YOUR GOAL: Copy out every line containing the word "JSON".

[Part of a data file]

----------

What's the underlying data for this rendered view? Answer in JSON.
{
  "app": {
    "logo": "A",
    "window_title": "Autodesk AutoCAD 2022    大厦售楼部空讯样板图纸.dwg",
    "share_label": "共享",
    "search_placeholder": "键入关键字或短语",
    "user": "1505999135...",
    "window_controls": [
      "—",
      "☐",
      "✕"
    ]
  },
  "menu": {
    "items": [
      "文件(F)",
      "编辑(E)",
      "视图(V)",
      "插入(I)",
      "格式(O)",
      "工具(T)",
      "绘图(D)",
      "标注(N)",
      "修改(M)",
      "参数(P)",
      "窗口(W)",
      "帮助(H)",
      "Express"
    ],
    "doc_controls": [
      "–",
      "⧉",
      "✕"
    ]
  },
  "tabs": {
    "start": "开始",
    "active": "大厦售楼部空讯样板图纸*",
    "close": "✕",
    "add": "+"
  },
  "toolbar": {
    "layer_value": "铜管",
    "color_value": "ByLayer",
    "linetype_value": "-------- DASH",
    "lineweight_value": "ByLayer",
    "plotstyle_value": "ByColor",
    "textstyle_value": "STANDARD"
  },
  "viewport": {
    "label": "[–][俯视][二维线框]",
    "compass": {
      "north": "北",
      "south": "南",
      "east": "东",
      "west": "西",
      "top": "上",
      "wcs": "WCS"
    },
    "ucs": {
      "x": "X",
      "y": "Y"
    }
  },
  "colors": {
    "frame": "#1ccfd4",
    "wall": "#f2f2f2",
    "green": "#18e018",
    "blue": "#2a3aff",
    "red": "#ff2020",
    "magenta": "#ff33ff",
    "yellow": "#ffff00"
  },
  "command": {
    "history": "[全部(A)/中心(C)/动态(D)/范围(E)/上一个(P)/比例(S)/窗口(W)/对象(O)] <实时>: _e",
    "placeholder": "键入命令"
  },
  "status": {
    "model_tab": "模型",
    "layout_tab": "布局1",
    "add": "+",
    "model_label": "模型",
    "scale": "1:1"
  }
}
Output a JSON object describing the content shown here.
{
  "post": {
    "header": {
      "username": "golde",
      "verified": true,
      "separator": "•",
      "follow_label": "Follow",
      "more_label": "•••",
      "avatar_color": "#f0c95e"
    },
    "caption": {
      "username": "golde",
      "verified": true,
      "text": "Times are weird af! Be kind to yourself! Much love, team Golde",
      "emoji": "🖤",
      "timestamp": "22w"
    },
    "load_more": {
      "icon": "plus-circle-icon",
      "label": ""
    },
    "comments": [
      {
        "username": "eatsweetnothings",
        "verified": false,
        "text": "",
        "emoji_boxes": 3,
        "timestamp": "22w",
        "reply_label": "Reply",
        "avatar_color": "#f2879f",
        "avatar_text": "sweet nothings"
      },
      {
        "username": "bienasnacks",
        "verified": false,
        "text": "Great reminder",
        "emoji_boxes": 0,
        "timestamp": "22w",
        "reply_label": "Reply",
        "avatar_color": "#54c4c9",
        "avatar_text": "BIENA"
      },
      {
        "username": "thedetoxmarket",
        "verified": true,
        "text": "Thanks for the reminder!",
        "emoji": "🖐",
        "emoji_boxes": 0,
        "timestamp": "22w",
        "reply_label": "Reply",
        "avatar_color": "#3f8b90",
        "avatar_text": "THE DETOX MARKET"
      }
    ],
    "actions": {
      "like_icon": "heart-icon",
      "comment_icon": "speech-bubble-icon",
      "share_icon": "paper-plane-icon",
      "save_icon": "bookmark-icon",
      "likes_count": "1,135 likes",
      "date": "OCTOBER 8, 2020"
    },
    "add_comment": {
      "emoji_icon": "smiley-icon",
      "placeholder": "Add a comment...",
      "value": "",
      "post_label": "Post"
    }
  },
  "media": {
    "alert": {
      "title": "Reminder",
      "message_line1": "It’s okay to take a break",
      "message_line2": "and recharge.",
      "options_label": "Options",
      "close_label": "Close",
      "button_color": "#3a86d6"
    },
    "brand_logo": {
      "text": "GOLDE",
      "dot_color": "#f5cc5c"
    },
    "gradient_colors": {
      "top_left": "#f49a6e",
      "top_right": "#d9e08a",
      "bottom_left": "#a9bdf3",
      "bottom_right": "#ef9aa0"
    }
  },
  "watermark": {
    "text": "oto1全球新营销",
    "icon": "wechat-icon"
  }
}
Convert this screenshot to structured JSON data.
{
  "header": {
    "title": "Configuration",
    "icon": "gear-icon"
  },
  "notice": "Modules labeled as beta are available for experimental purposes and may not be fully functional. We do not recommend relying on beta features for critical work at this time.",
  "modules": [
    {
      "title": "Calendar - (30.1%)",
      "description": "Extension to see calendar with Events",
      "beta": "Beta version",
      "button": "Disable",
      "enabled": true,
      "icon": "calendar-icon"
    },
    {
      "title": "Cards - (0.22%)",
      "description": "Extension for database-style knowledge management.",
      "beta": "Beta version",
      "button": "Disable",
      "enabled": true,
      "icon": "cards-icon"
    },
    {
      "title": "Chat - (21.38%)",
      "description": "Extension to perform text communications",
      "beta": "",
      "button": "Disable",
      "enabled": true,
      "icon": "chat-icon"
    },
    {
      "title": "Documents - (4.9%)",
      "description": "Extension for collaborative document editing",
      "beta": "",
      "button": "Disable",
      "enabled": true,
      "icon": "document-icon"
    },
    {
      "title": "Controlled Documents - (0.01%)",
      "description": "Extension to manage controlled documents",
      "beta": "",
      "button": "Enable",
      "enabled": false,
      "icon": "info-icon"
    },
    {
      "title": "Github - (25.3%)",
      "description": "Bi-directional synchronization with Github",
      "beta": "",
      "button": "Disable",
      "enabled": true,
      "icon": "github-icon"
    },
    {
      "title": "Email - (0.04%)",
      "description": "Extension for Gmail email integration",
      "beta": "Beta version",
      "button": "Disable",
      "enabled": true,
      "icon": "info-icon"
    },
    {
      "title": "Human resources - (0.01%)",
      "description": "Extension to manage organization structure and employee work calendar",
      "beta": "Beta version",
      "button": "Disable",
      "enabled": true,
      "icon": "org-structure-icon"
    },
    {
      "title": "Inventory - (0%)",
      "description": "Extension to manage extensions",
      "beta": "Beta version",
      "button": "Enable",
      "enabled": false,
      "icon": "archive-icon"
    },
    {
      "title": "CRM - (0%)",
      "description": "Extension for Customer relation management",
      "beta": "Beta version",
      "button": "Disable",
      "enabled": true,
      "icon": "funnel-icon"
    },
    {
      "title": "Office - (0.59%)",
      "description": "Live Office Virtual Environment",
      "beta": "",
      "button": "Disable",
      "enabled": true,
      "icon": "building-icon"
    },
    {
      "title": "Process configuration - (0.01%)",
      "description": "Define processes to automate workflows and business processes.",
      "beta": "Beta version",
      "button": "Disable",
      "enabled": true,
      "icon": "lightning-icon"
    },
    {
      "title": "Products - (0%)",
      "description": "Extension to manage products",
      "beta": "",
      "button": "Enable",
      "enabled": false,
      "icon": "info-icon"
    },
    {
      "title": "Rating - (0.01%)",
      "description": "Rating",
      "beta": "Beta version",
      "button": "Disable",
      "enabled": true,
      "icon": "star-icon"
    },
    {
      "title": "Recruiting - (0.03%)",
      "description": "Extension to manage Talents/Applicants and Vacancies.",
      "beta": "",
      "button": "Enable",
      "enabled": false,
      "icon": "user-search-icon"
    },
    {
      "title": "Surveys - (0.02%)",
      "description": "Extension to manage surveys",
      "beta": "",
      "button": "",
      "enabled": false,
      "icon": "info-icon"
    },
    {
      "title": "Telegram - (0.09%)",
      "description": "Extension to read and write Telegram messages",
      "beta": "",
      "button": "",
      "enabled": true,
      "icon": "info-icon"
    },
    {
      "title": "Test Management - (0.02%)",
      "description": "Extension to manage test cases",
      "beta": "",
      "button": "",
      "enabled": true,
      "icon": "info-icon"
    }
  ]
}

----------

THE SOLUTION:
What's the underlying data for this rendered view? Answer in JSON.
Output a JSON object describing the content shown here.
Convert this screenshot to structured JSON data.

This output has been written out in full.